## [Written exercise]
Find the lines with the string "like" and return them.

## [Source material]
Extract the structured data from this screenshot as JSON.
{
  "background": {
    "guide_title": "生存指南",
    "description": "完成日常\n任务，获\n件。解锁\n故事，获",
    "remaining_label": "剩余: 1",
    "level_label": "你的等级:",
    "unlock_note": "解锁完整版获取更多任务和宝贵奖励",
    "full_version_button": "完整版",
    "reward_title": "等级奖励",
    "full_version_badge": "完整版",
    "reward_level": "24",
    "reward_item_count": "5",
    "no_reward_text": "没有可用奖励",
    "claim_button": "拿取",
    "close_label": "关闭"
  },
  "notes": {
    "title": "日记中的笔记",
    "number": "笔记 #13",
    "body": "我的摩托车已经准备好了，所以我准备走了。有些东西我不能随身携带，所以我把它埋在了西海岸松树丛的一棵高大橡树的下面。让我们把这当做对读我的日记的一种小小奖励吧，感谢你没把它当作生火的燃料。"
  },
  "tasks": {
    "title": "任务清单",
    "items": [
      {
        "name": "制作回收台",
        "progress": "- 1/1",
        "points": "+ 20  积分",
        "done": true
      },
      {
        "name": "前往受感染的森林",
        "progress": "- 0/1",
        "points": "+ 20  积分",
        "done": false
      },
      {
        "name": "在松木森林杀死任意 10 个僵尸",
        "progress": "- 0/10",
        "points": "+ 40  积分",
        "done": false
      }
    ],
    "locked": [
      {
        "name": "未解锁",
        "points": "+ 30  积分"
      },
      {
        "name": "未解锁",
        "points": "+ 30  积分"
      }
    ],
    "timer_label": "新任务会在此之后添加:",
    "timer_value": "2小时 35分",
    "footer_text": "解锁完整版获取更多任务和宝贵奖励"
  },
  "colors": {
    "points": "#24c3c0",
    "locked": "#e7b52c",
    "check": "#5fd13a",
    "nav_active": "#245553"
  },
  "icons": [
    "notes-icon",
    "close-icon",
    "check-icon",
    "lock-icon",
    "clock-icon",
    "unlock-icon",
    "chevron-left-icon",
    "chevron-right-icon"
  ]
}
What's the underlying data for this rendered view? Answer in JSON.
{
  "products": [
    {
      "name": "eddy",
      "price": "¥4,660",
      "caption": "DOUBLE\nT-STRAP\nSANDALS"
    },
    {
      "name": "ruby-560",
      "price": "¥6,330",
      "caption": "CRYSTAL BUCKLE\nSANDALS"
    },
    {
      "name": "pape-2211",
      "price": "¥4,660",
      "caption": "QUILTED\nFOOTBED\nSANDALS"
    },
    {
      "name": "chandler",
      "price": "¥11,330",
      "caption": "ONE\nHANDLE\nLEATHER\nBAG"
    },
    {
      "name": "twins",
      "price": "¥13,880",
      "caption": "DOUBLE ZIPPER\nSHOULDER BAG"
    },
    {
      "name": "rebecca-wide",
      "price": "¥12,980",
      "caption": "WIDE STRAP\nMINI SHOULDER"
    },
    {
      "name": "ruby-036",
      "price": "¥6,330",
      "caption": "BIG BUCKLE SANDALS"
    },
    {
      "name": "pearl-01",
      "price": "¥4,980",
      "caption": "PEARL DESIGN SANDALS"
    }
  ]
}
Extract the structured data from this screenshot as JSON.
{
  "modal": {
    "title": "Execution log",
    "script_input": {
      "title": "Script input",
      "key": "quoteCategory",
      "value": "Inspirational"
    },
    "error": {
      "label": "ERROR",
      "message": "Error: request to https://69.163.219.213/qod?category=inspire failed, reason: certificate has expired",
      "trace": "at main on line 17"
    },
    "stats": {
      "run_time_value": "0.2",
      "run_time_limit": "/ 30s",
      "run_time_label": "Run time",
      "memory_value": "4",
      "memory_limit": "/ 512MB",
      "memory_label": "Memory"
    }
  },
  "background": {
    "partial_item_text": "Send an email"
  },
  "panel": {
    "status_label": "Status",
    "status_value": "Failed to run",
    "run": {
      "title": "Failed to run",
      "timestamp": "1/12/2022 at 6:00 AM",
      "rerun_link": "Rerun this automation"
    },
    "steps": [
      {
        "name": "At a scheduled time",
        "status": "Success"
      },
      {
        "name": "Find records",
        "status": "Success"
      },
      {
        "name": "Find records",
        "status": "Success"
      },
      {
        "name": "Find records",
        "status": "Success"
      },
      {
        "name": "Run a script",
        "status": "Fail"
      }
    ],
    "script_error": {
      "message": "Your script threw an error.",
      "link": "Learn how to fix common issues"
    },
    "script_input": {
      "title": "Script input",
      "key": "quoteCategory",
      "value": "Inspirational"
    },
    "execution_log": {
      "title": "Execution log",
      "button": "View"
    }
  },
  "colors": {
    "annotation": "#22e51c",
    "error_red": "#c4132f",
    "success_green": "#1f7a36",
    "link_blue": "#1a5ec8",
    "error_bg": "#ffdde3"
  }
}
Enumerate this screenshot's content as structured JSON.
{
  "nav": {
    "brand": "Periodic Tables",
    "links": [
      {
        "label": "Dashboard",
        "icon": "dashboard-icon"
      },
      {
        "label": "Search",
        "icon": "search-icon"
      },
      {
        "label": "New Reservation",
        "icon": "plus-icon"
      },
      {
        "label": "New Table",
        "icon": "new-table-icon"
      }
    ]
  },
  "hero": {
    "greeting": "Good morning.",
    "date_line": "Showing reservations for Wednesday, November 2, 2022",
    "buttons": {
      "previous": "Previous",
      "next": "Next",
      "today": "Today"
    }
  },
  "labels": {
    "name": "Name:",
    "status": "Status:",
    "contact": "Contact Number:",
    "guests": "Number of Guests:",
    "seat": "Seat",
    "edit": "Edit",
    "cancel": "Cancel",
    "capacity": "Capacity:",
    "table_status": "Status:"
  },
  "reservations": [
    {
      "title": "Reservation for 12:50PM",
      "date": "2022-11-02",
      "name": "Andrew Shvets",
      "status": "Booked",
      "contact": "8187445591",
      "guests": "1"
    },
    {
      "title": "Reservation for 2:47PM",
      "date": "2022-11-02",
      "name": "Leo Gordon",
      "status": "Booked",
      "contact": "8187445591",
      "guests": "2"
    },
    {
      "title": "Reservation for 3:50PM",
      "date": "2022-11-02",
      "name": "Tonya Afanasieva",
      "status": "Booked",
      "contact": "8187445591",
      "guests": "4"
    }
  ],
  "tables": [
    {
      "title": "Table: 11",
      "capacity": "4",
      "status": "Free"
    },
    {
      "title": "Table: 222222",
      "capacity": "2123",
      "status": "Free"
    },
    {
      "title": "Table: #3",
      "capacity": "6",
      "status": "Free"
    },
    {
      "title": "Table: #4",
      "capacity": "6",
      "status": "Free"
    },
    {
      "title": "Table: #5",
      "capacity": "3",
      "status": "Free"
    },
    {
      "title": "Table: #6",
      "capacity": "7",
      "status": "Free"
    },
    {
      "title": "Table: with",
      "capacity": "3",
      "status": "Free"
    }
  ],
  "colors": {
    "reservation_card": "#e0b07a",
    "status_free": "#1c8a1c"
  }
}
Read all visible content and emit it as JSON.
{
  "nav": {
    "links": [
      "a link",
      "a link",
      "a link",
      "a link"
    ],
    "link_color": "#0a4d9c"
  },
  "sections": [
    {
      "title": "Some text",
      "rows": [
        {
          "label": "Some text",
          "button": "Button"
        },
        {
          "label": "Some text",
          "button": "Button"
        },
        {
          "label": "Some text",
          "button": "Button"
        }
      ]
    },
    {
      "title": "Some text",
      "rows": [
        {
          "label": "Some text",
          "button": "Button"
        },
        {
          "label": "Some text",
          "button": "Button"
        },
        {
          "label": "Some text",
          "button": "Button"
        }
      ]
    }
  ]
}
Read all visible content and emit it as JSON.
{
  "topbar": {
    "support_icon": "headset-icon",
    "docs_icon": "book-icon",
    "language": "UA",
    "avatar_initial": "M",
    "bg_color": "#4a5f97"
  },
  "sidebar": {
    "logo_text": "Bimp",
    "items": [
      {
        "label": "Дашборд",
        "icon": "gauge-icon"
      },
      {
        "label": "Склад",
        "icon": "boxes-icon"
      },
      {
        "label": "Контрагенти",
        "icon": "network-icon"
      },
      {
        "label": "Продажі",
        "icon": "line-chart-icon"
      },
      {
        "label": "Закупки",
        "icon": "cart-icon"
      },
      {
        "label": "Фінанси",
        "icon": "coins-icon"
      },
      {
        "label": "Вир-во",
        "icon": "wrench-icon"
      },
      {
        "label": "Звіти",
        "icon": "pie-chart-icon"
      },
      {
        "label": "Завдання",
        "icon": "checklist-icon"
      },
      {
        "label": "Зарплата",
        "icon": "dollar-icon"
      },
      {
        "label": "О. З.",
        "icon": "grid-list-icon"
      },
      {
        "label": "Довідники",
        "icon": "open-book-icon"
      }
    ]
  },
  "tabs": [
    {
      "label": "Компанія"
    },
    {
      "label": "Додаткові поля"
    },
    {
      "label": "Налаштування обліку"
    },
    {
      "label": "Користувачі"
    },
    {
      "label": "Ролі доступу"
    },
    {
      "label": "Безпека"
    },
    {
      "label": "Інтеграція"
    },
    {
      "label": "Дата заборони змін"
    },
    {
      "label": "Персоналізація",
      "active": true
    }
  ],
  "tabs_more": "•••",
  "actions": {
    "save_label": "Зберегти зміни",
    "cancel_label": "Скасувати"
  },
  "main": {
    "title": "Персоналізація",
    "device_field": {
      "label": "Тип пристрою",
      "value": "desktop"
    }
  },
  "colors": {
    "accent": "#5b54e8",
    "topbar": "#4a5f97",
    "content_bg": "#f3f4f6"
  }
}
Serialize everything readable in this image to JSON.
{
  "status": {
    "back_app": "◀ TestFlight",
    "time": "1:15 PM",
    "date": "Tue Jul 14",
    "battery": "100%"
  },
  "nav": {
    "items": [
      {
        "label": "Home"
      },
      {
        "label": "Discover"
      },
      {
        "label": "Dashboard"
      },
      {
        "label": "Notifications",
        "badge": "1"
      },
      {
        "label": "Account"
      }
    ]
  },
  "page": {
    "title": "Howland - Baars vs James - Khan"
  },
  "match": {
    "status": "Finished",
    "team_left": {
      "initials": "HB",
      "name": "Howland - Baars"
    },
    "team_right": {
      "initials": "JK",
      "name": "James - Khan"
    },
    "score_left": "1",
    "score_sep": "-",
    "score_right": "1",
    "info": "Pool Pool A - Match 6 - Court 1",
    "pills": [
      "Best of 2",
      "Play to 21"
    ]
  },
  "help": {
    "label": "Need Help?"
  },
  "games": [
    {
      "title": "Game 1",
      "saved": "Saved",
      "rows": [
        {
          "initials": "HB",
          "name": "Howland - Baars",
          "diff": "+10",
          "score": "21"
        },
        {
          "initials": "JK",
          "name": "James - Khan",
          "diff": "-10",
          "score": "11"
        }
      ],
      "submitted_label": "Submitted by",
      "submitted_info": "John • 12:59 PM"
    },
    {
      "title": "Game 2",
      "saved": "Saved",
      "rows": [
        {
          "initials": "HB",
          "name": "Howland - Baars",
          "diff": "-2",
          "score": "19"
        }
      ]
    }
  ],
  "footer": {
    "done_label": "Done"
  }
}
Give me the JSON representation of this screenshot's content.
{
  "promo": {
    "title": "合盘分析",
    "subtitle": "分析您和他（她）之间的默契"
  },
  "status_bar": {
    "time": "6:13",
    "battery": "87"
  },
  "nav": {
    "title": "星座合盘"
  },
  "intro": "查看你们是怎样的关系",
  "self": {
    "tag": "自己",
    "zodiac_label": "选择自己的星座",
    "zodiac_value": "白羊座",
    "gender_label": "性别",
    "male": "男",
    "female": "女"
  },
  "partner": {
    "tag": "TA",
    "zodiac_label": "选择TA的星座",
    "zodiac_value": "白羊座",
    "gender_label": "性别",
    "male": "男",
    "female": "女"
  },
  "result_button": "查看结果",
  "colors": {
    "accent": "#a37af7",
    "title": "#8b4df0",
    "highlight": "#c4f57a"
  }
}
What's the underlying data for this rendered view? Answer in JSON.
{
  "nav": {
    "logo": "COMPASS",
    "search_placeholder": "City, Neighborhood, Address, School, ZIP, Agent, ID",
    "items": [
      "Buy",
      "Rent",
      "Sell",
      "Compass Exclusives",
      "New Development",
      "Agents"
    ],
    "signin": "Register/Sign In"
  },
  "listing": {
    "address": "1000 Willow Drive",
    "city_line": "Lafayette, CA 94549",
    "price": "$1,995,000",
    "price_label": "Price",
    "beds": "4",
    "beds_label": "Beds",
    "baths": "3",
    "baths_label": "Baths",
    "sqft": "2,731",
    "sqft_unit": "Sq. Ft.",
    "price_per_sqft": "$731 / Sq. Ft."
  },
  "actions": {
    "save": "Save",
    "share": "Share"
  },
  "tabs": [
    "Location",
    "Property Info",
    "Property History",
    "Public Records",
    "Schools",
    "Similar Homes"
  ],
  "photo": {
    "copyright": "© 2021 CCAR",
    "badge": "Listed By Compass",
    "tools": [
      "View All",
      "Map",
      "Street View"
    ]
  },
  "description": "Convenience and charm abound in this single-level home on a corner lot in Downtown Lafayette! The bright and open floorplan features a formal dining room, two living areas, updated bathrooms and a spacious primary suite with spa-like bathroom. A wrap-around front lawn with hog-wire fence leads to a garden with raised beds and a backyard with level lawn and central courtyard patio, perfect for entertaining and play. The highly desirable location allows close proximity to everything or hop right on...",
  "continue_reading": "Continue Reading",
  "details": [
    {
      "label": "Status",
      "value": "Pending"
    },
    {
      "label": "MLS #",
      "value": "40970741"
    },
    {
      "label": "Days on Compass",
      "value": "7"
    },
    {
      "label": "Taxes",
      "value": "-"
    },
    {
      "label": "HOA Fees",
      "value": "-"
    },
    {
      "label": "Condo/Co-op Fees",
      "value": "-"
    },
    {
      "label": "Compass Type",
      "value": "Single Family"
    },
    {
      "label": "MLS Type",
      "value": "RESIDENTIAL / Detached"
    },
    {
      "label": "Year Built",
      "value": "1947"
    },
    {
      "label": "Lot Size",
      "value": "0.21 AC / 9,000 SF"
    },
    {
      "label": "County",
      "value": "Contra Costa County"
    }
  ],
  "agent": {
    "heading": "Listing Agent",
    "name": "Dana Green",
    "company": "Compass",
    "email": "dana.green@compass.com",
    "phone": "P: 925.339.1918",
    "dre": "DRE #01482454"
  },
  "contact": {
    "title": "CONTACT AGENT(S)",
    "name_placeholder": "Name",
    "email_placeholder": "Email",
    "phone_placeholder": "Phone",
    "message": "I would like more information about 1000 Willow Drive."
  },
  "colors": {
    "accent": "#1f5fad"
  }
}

## [Worked answer]
  "description": "Convenience and charm abound in this single-level home on a corner lot in Downtown Lafayette! The bright and open floorplan features a formal dining room, two living areas, updated bathrooms and a spacious primary suite with spa-like bathroom. A wrap-around front lawn with hog-wire fence leads to a garden with raised beds and a backyard with level lawn and central courtyard patio, perfect for entertaining and play. The highly desirable location allows close proximity to everything or hop right on...",
    "message": "I would like more information about 1000 Willow Drive."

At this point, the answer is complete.